▶ Task prompt
Repeat every record below exactly, but leave out any pictures.

▶ Records to process
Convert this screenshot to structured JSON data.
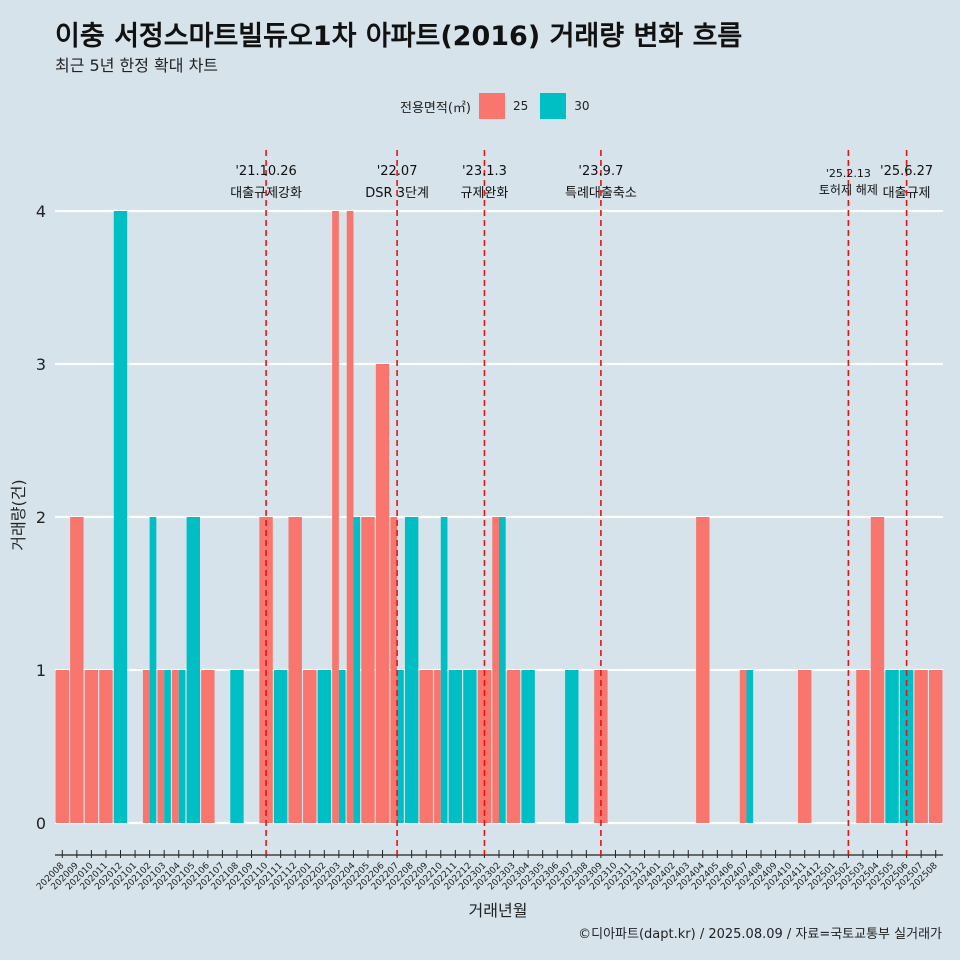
{
  "title": "이충 서정스마트빌듀오1차 아파트(2016) 거래량 변화 흐름",
  "subtitle": "최근 5년 한정 확대 차트",
  "caption": "©디아파트(dapt.kr) / 2025.08.09 / 자료=국토교통부 실거래가",
  "legend": {
    "title": "전용면적(㎡)",
    "items": [
      {
        "label": "25",
        "color": "#F8766D"
      },
      {
        "label": "30",
        "color": "#00BFC4"
      }
    ]
  },
  "chart_data": {
    "type": "bar",
    "title": "이충 서정스마트빌듀오1차 아파트(2016) 거래량 변화 흐름",
    "subtitle": "최근 5년 한정 확대 차트",
    "xlabel": "거래년월",
    "ylabel": "거래량(건)",
    "ylim": [
      0,
      4
    ],
    "yticks": [
      0,
      1,
      2,
      3,
      4
    ],
    "grid": true,
    "legend_position": "top",
    "categories": [
      "202008",
      "202009",
      "202010",
      "202011",
      "202012",
      "202101",
      "202102",
      "202103",
      "202104",
      "202105",
      "202106",
      "202107",
      "202108",
      "202109",
      "202110",
      "202111",
      "202112",
      "202201",
      "202202",
      "202203",
      "202204",
      "202205",
      "202206",
      "202207",
      "202208",
      "202209",
      "202210",
      "202211",
      "202212",
      "202301",
      "202302",
      "202303",
      "202304",
      "202305",
      "202306",
      "202307",
      "202308",
      "202309",
      "202310",
      "202311",
      "202312",
      "202401",
      "202402",
      "202403",
      "202404",
      "202405",
      "202406",
      "202407",
      "202408",
      "202409",
      "202410",
      "202411",
      "202412",
      "202501",
      "202502",
      "202503",
      "202504",
      "202505",
      "202506",
      "202507",
      "202508"
    ],
    "series": [
      {
        "name": "25",
        "color": "#F8766D",
        "values": [
          1,
          2,
          1,
          1,
          0,
          0,
          1,
          1,
          1,
          0,
          1,
          0,
          0,
          0,
          2,
          0,
          2,
          1,
          0,
          4,
          4,
          2,
          3,
          2,
          0,
          1,
          1,
          0,
          0,
          1,
          2,
          1,
          0,
          0,
          0,
          0,
          0,
          1,
          0,
          0,
          0,
          0,
          0,
          0,
          2,
          0,
          0,
          1,
          0,
          0,
          0,
          1,
          0,
          0,
          0,
          1,
          2,
          0,
          0,
          1,
          1
        ]
      },
      {
        "name": "30",
        "color": "#00BFC4",
        "values": [
          0,
          0,
          0,
          0,
          4,
          0,
          2,
          1,
          1,
          2,
          0,
          0,
          1,
          0,
          0,
          1,
          0,
          0,
          1,
          1,
          2,
          0,
          0,
          1,
          2,
          0,
          2,
          1,
          1,
          0,
          2,
          0,
          1,
          0,
          0,
          1,
          0,
          0,
          0,
          0,
          0,
          0,
          0,
          0,
          0,
          0,
          0,
          1,
          0,
          0,
          0,
          0,
          0,
          0,
          0,
          0,
          0,
          1,
          1,
          0,
          0
        ]
      }
    ],
    "annotations": [
      {
        "date": "'21.10.26",
        "label": "대출규제강화",
        "x": "202110"
      },
      {
        "date": "'22.07",
        "label": "DSR 3단계",
        "x": "202207"
      },
      {
        "date": "'23.1.3",
        "label": "규제완화",
        "x": "202301"
      },
      {
        "date": "'23.9.7",
        "label": "특례대출축소",
        "x": "202309"
      },
      {
        "date": "'25.2.13",
        "label": "토허제 해제",
        "x": "202502"
      },
      {
        "date": "'25.6.27",
        "label": "대출규제",
        "x": "202506"
      }
    ]
  }
}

▶ Solution to the exercise
Convert this screenshot to structured JSON data.
{
  "title": "이충 서정스마트빌듀오1차 아파트(2016) 거래량 변화 흐름",
  "subtitle": "최근 5년 한정 확대 차트",
  "caption": "©디아파트(dapt.kr) / 2025.08.09 / 자료=국토교통부 실거래가",
  "legend": {
    "title": "전용면적(㎡)",
    "items": [
      {
        "label": "25",
        "color": "#F8766D"
      },
      {
        "label": "30",
        "color": "#00BFC4"
      }
    ]
  },
  "chart_data": {
    "type": "bar",
    "title": "이충 서정스마트빌듀오1차 아파트(2016) 거래량 변화 흐름",
    "subtitle": "최근 5년 한정 확대 차트",
    "xlabel": "거래년월",
    "ylabel": "거래량(건)",
    "ylim": [
      0,
      4
    ],
    "yticks": [
      0,
      1,
      2,
      3,
      4
    ],
    "grid": true,
    "legend_position": "top",
    "categories": [
      "202008",
      "202009",
      "202010",
      "202011",
      "202012",
      "202101",
      "202102",
      "202103",
      "202104",
      "202105",
      "202106",
      "202107",
      "202108",
      "202109",
      "202110",
      "202111",
      "202112",
      "202201",
      "202202",
      "202203",
      "202204",
      "202205",
      "202206",
      "202207",
      "202208",
      "202209",
      "202210",
      "202211",
      "202212",
      "202301",
      "202302",
      "202303",
      "202304",
      "202305",
      "202306",
      "202307",
      "202308",
      "202309",
      "202310",
      "202311",
      "202312",
      "202401",
      "202402",
      "202403",
      "202404",
      "202405",
      "202406",
      "202407",
      "202408",
      "202409",
      "202410",
      "202411",
      "202412",
      "202501",
      "202502",
      "202503",
      "202504",
      "202505",
      "202506",
      "202507",
      "202508"
    ],
    "series": [
      {
        "name": "25",
        "color": "#F8766D",
        "values": [
          1,
          2,
          1,
          1,
          0,
          0,
          1,
          1,
          1,
          0,
          1,
          0,
          0,
          0,
          2,
          0,
          2,
          1,
          0,
          4,
          4,
          2,
          3,
          2,
          0,
          1,
          1,
          0,
          0,
          1,
          2,
          1,
          0,
          0,
          0,
          0,
          0,
          1,
          0,
          0,
          0,
          0,
          0,
          0,
          2,
          0,
          0,
          1,
          0,
          0,
          0,
          1,
          0,
          0,
          0,
          1,
          2,
          0,
          0,
          1,
          1
        ]
      },
      {
        "name": "30",
        "color": "#00BFC4",
        "values": [
          0,
          0,
          0,
          0,
          4,
          0,
          2,
          1,
          1,
          2,
          0,
          0,
          1,
          0,
          0,
          1,
          0,
          0,
          1,
          1,
          2,
          0,
          0,
          1,
          2,
          0,
          2,
          1,
          1,
          0,
          2,
          0,
          1,
          0,
          0,
          1,
          0,
          0,
          0,
          0,
          0,
          0,
          0,
          0,
          0,
          0,
          0,
          1,
          0,
          0,
          0,
          0,
          0,
          0,
          0,
          0,
          0,
          1,
          1,
          0,
          0
        ]
      }
    ],
    "annotations": [
      {
        "date": "'21.10.26",
        "label": "대출규제강화",
        "x": "202110"
      },
      {
        "date": "'22.07",
        "label": "DSR 3단계",
        "x": "202207"
      },
      {
        "date": "'23.1.3",
        "label": "규제완화",
        "x": "202301"
      },
      {
        "date": "'23.9.7",
        "label": "특례대출축소",
        "x": "202309"
      },
      {
        "date": "'25.2.13",
        "label": "토허제 해제",
        "x": "202502"
      },
      {
        "date": "'25.6.27",
        "label": "대출규제",
        "x": "202506"
      }
    ]
  }
}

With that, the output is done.